BRIEF: Rewrite the rows from the start of the rows through the row that contains "data-point-test_losses — [594, 90, 597, 94]", replacing "bounding box" with "enclosing rectangle" and keeping everything else the same.

DATA EXCERPTS:

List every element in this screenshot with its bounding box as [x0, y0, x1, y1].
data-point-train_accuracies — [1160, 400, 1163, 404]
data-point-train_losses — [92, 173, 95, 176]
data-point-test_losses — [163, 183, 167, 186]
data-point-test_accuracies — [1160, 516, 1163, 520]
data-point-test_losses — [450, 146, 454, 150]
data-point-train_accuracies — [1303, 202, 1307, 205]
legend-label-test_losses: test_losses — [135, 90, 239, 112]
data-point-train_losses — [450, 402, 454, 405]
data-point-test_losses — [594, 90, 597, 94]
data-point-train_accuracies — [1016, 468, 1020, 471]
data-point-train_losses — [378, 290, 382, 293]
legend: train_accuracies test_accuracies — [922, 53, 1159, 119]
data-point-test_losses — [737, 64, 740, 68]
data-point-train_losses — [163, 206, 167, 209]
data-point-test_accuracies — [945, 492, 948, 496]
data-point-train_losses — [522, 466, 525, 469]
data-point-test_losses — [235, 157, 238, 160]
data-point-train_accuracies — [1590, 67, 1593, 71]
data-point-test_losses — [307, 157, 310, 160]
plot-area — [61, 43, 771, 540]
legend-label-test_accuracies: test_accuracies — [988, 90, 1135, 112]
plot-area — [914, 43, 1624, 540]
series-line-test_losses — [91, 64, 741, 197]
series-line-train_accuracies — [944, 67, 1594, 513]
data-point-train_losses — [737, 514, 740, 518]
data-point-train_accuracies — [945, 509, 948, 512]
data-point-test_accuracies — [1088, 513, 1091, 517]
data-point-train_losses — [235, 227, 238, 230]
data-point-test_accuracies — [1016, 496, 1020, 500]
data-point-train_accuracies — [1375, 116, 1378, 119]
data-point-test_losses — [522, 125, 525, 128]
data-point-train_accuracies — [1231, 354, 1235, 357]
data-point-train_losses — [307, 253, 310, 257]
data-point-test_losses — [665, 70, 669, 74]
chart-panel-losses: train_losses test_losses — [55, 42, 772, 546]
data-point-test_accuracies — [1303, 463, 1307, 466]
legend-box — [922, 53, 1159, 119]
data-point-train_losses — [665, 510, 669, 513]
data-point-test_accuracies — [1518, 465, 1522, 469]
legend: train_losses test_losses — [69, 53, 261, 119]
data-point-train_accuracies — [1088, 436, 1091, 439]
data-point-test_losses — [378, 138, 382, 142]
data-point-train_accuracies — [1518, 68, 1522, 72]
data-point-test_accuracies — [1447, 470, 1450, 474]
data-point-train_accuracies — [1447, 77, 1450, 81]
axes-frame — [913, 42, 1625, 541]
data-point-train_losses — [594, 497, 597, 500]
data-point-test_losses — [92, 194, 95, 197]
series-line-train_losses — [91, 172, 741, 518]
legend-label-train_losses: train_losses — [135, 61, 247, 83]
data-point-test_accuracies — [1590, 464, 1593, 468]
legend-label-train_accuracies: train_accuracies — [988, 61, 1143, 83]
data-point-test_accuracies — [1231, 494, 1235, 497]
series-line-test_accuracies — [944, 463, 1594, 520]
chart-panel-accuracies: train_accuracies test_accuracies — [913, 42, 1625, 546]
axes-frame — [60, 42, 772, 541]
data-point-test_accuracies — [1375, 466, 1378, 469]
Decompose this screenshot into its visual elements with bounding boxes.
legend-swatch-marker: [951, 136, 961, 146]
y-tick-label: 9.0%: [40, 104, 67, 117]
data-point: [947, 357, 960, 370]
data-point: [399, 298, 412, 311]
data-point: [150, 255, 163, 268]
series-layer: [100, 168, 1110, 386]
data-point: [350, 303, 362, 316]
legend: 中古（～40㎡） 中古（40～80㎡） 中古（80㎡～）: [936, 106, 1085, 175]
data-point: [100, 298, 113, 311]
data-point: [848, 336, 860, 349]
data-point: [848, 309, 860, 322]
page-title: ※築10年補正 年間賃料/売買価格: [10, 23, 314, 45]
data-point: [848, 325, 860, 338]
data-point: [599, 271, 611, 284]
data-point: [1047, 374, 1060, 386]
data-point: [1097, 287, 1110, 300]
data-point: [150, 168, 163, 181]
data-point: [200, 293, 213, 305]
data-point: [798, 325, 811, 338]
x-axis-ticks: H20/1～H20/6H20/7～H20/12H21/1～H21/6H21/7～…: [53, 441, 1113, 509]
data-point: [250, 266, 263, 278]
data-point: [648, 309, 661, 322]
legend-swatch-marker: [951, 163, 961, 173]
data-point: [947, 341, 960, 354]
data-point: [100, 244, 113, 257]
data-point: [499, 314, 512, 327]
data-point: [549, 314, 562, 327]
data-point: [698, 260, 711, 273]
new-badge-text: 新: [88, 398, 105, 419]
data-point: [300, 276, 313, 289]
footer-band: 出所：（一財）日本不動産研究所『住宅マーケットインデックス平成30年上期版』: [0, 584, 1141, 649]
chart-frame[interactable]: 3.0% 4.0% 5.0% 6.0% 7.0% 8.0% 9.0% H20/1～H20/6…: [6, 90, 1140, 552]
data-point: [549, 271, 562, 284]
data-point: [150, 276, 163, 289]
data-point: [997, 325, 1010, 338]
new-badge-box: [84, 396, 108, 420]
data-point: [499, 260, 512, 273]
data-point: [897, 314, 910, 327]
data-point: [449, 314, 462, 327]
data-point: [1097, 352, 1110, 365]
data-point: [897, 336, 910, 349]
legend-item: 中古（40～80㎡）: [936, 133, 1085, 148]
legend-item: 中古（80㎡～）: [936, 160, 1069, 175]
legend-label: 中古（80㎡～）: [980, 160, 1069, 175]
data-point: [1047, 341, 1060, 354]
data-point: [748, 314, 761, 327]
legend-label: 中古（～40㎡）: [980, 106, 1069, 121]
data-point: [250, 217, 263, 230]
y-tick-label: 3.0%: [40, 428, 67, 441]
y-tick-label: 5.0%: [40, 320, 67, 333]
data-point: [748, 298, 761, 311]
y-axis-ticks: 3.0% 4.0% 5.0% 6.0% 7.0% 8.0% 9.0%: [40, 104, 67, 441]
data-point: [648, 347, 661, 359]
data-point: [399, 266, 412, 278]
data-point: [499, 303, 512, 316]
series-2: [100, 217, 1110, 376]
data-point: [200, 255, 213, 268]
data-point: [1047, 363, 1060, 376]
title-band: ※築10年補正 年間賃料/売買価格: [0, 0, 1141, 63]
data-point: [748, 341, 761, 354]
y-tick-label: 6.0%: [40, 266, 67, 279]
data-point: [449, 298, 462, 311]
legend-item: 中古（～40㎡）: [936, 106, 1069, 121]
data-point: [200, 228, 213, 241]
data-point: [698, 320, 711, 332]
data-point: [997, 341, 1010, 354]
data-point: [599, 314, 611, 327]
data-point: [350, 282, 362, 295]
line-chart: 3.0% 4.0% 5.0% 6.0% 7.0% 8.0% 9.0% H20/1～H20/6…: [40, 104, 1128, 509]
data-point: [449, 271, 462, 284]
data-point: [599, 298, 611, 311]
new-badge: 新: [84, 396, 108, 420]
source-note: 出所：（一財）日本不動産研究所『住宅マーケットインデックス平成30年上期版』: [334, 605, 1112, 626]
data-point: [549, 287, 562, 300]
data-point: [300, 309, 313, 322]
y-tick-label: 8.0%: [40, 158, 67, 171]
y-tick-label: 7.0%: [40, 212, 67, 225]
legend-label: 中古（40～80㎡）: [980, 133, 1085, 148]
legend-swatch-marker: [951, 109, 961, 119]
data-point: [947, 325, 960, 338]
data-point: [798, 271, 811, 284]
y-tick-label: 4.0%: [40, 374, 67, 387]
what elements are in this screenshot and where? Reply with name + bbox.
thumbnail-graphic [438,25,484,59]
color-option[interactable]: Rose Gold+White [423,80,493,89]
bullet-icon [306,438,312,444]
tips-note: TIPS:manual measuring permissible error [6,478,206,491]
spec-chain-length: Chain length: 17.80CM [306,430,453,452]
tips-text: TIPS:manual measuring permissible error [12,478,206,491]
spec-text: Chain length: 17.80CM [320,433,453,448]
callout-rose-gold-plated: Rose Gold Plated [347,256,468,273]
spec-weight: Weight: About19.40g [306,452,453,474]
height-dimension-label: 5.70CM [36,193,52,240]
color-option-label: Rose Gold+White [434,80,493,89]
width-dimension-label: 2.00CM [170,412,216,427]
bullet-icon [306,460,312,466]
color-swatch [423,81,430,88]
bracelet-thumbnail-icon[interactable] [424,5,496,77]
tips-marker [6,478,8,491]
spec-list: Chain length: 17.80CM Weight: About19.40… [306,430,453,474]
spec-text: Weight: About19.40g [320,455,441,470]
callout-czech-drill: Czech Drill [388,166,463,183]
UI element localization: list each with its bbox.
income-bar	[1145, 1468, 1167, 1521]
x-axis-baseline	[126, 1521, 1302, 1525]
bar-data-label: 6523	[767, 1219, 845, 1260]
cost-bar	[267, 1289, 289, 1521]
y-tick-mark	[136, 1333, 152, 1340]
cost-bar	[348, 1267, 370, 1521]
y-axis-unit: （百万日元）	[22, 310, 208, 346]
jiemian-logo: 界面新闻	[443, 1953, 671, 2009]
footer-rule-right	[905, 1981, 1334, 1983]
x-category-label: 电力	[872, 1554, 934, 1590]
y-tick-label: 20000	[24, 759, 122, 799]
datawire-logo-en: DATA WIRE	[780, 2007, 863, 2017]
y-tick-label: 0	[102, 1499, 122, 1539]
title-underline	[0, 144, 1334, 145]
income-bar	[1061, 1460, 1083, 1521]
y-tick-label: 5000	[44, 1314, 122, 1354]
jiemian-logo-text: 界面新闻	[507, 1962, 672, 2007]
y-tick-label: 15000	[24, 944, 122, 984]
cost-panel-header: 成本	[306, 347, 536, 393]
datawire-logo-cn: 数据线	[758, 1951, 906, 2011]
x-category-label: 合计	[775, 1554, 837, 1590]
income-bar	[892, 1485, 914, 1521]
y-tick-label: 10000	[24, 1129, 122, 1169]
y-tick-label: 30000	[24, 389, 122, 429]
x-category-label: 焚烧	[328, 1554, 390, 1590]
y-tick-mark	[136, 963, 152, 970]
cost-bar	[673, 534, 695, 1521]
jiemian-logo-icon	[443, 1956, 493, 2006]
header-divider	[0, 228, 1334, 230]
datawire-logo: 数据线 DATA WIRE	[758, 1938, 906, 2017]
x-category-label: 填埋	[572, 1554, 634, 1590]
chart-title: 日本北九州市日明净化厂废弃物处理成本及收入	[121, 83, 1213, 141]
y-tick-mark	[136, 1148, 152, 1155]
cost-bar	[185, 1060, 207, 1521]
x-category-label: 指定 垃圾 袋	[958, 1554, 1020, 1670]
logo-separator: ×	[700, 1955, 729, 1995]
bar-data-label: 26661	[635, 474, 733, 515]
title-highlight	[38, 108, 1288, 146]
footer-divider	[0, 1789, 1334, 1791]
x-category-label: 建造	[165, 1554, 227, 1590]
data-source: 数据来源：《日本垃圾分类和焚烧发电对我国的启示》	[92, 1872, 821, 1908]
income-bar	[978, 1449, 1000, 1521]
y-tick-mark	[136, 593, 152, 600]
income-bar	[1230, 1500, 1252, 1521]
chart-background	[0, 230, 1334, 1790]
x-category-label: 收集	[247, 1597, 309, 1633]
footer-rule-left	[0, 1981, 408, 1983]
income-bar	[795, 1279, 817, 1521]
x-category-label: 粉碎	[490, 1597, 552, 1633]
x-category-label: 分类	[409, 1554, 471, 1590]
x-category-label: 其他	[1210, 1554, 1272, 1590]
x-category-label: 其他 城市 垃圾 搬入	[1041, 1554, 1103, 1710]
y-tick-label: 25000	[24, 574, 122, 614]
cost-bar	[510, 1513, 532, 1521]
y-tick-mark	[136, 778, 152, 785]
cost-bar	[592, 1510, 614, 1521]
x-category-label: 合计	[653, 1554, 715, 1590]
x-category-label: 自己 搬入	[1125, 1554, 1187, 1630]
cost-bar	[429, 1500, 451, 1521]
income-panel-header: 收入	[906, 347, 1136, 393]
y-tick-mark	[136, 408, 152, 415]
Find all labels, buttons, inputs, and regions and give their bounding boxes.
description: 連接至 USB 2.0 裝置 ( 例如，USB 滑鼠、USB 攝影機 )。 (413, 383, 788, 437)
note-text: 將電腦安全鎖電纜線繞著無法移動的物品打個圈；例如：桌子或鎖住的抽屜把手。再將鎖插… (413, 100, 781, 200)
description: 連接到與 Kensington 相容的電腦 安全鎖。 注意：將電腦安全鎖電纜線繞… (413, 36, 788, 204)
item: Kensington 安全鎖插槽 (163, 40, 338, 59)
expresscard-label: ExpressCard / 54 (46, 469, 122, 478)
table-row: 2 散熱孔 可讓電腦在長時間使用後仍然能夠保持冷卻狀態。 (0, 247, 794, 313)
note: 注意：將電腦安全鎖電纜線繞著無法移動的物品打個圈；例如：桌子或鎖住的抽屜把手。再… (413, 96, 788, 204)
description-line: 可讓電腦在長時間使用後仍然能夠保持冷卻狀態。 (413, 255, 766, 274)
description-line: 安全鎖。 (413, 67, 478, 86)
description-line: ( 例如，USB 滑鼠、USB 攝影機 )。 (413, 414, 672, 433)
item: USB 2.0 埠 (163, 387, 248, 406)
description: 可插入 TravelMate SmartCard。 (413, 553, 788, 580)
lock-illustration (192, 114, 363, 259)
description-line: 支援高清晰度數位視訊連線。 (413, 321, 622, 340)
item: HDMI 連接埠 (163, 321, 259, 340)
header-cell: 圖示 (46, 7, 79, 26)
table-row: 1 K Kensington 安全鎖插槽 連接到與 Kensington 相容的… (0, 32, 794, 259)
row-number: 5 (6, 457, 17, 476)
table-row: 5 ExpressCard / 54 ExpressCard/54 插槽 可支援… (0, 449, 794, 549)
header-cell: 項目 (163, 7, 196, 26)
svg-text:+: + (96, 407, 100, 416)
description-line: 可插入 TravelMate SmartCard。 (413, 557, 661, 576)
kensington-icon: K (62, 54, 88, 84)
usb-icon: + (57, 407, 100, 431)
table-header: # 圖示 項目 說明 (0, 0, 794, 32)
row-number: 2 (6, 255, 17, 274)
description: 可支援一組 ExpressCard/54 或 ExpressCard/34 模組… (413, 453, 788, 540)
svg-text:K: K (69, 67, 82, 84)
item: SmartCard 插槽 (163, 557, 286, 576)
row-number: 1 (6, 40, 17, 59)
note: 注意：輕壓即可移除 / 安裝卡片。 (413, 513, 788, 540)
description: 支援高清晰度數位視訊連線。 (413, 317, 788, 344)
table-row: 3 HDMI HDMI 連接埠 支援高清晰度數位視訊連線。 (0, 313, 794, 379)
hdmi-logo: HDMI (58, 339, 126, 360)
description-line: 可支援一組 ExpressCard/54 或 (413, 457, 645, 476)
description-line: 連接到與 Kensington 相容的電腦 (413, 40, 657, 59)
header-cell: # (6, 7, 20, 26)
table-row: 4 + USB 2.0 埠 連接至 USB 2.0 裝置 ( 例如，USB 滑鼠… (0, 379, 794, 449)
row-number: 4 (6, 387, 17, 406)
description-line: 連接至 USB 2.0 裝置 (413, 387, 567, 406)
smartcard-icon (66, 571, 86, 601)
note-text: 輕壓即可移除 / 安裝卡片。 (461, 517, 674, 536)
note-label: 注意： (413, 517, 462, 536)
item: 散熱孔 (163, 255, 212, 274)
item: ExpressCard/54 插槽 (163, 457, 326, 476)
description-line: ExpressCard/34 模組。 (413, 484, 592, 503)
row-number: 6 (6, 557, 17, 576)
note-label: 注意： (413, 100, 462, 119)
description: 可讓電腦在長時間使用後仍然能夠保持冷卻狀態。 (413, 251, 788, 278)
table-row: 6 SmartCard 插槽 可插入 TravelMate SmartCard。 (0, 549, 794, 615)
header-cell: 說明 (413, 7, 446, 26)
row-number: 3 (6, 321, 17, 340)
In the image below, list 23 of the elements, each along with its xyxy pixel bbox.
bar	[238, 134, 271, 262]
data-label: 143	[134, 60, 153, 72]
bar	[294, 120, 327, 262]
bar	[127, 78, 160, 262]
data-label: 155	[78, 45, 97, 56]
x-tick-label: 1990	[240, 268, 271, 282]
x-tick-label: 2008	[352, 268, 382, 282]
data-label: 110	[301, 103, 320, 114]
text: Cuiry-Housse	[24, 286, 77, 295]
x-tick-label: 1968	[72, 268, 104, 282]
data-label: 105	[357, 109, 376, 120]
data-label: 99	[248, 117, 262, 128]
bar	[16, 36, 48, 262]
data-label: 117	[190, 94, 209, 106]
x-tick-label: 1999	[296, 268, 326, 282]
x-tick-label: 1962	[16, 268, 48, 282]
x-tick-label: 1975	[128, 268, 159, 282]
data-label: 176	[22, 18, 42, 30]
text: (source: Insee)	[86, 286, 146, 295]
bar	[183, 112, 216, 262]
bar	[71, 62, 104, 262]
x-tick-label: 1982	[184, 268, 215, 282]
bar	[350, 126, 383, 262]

REPLY:
List every element in this screenshot with its enclosing rectangle as [x0, y0, x1, y1].
data-point-train_accuracies — [1160, 400, 1163, 404]
data-point-train_losses — [92, 173, 95, 176]
data-point-test_losses — [163, 183, 167, 186]
data-point-test_accuracies — [1160, 516, 1163, 520]
data-point-test_losses — [450, 146, 454, 150]
data-point-train_accuracies — [1303, 202, 1307, 205]
legend-label-test_losses: test_losses — [135, 90, 239, 112]
data-point-train_losses — [450, 402, 454, 405]
data-point-test_losses — [594, 90, 597, 94]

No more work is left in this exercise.